#### What is asked
Output only the count of lines that contain "pleasure".

>> BEGIN

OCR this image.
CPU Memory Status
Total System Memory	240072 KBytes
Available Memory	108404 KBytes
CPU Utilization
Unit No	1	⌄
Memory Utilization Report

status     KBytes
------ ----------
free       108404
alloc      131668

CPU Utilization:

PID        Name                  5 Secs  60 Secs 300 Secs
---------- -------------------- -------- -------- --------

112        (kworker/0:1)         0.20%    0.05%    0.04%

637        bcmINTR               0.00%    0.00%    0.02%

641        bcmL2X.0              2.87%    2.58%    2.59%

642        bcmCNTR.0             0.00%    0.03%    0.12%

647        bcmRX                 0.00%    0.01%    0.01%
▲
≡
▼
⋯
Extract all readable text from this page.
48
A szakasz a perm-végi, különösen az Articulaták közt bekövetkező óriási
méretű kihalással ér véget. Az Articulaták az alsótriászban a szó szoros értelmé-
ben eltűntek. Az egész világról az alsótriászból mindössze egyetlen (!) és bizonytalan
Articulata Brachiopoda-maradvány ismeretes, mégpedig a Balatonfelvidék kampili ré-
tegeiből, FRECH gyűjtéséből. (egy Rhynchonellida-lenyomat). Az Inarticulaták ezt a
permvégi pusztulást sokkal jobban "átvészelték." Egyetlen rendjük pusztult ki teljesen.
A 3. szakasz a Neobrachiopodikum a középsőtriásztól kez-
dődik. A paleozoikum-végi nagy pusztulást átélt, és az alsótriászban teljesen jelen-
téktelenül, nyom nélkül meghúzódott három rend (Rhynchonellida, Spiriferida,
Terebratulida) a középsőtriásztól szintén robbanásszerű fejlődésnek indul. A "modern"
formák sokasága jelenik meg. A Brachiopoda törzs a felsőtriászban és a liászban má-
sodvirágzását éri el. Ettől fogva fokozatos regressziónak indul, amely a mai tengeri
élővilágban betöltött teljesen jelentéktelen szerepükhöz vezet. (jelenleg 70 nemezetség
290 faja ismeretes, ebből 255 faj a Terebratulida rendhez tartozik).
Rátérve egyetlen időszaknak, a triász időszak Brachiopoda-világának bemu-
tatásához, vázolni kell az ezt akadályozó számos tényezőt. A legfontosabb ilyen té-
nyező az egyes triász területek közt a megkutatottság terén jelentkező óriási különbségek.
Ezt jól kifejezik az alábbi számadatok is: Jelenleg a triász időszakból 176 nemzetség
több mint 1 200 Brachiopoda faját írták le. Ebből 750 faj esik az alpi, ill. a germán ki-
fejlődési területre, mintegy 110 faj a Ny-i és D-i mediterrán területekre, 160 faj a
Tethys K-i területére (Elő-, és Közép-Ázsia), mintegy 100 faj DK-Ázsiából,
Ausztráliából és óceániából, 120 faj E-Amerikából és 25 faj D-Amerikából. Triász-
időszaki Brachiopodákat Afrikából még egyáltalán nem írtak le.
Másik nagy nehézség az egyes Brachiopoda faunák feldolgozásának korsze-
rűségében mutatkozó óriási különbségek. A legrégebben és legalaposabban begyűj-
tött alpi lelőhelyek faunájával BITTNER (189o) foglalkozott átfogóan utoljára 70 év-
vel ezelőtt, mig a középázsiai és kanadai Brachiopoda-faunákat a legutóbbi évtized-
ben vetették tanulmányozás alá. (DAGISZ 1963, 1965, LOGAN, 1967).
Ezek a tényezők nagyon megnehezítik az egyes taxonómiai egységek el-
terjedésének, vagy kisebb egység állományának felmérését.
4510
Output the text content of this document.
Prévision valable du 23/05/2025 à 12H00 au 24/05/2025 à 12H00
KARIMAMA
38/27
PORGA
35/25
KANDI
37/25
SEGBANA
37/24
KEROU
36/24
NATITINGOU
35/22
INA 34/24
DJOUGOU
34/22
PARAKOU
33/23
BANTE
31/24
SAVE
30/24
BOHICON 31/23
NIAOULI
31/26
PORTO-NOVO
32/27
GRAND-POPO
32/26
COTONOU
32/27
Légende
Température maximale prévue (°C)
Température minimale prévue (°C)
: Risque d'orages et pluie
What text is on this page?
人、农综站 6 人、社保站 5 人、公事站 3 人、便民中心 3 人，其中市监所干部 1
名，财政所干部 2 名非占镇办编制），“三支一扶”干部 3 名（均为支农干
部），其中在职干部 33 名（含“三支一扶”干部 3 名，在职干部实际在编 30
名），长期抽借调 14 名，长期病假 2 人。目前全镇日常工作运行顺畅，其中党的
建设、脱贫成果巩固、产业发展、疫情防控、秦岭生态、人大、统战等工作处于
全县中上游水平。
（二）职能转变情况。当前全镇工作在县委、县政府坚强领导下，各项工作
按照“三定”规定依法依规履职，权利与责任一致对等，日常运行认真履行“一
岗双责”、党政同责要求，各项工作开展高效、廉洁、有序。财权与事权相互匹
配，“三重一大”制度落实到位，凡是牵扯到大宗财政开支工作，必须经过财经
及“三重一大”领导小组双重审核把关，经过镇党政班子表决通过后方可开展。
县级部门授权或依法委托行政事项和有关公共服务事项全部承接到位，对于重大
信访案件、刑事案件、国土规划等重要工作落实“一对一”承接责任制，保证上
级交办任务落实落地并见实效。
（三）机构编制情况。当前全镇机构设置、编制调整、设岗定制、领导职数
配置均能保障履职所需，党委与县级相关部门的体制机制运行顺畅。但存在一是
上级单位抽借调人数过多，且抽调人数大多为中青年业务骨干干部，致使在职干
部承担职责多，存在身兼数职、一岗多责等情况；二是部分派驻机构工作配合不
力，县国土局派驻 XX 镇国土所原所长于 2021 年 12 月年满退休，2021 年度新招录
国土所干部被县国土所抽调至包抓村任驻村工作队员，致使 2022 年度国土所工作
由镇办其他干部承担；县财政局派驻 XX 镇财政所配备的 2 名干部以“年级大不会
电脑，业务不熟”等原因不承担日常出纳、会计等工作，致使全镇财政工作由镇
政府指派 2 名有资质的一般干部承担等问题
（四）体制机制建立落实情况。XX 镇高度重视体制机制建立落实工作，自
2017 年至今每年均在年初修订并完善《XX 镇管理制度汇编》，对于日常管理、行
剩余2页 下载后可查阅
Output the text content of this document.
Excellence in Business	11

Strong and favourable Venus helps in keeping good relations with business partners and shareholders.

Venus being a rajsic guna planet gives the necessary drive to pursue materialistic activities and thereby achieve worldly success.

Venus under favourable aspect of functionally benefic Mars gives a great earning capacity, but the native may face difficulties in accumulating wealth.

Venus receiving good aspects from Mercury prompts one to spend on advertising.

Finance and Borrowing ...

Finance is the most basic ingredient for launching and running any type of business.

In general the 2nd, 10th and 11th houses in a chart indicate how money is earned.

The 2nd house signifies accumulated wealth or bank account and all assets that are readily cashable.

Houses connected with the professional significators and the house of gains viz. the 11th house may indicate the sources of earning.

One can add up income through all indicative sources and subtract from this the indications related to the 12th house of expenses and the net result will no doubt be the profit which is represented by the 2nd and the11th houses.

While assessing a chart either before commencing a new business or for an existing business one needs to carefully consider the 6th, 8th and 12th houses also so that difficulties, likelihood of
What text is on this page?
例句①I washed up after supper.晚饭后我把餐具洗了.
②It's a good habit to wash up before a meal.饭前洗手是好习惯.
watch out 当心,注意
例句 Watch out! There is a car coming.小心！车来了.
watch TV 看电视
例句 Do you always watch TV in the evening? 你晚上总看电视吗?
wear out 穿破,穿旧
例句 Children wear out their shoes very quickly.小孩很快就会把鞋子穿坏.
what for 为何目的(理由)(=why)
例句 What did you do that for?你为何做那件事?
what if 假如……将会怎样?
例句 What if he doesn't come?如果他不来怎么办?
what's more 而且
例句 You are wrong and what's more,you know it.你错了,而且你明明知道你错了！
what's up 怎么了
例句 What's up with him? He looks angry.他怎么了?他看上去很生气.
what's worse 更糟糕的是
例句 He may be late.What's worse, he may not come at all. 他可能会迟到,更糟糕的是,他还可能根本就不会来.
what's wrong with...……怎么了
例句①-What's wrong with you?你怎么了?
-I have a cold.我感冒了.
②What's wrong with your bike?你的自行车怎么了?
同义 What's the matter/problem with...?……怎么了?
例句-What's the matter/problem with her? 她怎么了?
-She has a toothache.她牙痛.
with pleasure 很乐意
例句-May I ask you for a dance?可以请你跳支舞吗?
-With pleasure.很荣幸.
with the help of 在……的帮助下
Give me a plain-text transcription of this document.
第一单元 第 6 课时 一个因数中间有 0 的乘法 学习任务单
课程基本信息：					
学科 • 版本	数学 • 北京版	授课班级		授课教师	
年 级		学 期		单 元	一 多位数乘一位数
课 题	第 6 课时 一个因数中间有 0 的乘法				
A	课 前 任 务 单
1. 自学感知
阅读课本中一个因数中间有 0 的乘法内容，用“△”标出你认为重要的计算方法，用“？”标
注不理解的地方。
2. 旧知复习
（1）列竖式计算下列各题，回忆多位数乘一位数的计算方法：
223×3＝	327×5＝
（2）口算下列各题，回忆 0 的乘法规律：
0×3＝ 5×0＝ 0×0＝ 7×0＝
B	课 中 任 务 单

>> END

#### Response to this task
2